**The task**
Extract every record, exactly as written, and ignore the pictures.

Dataset entries on figures
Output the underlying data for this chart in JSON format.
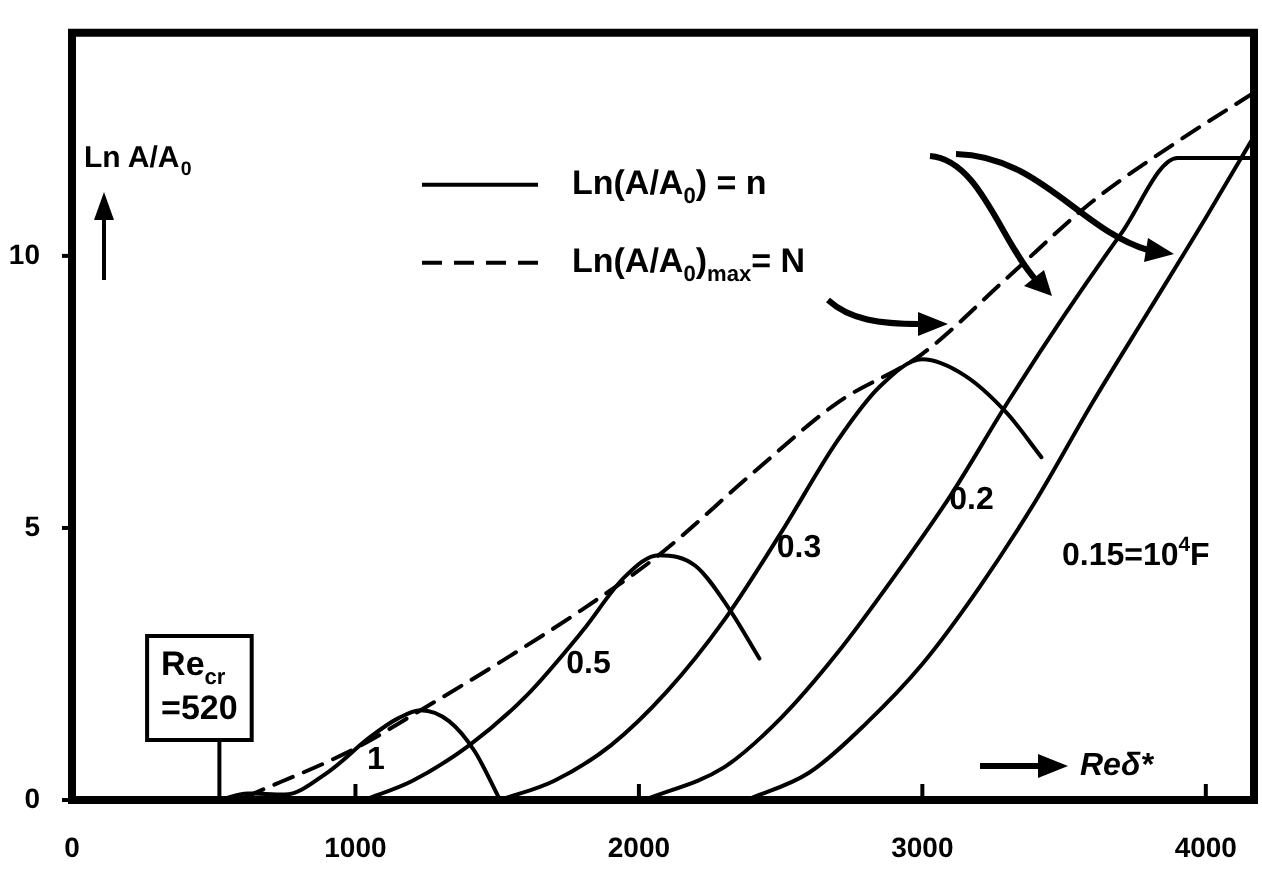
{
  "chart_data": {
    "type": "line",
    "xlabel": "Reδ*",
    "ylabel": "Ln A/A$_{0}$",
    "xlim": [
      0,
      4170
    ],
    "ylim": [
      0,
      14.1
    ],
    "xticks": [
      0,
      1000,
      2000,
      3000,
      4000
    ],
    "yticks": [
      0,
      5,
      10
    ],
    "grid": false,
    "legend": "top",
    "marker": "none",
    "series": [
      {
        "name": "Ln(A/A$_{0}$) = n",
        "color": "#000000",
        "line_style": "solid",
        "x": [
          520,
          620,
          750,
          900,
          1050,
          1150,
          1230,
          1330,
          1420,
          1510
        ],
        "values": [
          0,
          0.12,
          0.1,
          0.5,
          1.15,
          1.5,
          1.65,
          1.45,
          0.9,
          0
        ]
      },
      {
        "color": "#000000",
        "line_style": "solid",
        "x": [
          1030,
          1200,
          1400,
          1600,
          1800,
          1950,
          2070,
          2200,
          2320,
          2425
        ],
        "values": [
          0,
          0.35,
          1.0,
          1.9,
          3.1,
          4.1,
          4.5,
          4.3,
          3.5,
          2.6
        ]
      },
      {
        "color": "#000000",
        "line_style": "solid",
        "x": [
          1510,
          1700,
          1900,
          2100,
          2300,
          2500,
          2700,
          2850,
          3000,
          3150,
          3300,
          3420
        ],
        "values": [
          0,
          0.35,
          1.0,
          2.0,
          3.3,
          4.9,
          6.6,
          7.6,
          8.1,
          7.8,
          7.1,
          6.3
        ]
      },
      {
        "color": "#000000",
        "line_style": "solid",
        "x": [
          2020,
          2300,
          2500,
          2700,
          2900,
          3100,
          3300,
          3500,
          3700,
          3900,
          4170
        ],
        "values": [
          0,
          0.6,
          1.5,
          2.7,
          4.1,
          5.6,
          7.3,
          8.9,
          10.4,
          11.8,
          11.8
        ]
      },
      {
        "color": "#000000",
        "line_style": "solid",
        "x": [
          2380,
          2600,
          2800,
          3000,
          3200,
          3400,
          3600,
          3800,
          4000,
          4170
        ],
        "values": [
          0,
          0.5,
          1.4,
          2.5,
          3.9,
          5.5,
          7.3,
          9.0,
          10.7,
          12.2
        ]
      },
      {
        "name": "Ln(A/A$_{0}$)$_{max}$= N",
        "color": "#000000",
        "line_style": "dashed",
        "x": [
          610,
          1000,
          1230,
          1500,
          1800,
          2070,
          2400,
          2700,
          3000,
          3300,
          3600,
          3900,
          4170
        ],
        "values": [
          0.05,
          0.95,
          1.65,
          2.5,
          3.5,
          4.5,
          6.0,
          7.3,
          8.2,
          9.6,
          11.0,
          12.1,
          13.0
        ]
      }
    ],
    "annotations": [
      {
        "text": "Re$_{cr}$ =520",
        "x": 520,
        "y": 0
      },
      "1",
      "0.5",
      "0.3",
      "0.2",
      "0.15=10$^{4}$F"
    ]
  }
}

**Correct answer**
Output the underlying data for this chart in JSON format.
{
  "chart_data": {
    "type": "line",
    "xlabel": "Reδ*",
    "ylabel": "Ln A/A$_{0}$",
    "xlim": [
      0,
      4170
    ],
    "ylim": [
      0,
      14.1
    ],
    "xticks": [
      0,
      1000,
      2000,
      3000,
      4000
    ],
    "yticks": [
      0,
      5,
      10
    ],
    "grid": false,
    "legend": "top",
    "marker": "none",
    "series": [
      {
        "name": "Ln(A/A$_{0}$) = n",
        "color": "#000000",
        "line_style": "solid",
        "x": [
          520,
          620,
          750,
          900,
          1050,
          1150,
          1230,
          1330,
          1420,
          1510
        ],
        "values": [
          0,
          0.12,
          0.1,
          0.5,
          1.15,
          1.5,
          1.65,
          1.45,
          0.9,
          0
        ]
      },
      {
        "color": "#000000",
        "line_style": "solid",
        "x": [
          1030,
          1200,
          1400,
          1600,
          1800,
          1950,
          2070,
          2200,
          2320,
          2425
        ],
        "values": [
          0,
          0.35,
          1.0,
          1.9,
          3.1,
          4.1,
          4.5,
          4.3,
          3.5,
          2.6
        ]
      },
      {
        "color": "#000000",
        "line_style": "solid",
        "x": [
          1510,
          1700,
          1900,
          2100,
          2300,
          2500,
          2700,
          2850,
          3000,
          3150,
          3300,
          3420
        ],
        "values": [
          0,
          0.35,
          1.0,
          2.0,
          3.3,
          4.9,
          6.6,
          7.6,
          8.1,
          7.8,
          7.1,
          6.3
        ]
      },
      {
        "color": "#000000",
        "line_style": "solid",
        "x": [
          2020,
          2300,
          2500,
          2700,
          2900,
          3100,
          3300,
          3500,
          3700,
          3900,
          4170
        ],
        "values": [
          0,
          0.6,
          1.5,
          2.7,
          4.1,
          5.6,
          7.3,
          8.9,
          10.4,
          11.8,
          11.8
        ]
      },
      {
        "color": "#000000",
        "line_style": "solid",
        "x": [
          2380,
          2600,
          2800,
          3000,
          3200,
          3400,
          3600,
          3800,
          4000,
          4170
        ],
        "values": [
          0,
          0.5,
          1.4,
          2.5,
          3.9,
          5.5,
          7.3,
          9.0,
          10.7,
          12.2
        ]
      },
      {
        "name": "Ln(A/A$_{0}$)$_{max}$= N",
        "color": "#000000",
        "line_style": "dashed",
        "x": [
          610,
          1000,
          1230,
          1500,
          1800,
          2070,
          2400,
          2700,
          3000,
          3300,
          3600,
          3900,
          4170
        ],
        "values": [
          0.05,
          0.95,
          1.65,
          2.5,
          3.5,
          4.5,
          6.0,
          7.3,
          8.2,
          9.6,
          11.0,
          12.1,
          13.0
        ]
      }
    ],
    "annotations": [
      {
        "text": "Re$_{cr}$ =520",
        "x": 520,
        "y": 0
      },
      "1",
      "0.5",
      "0.3",
      "0.2",
      "0.15=10$^{4}$F"
    ]
  }
}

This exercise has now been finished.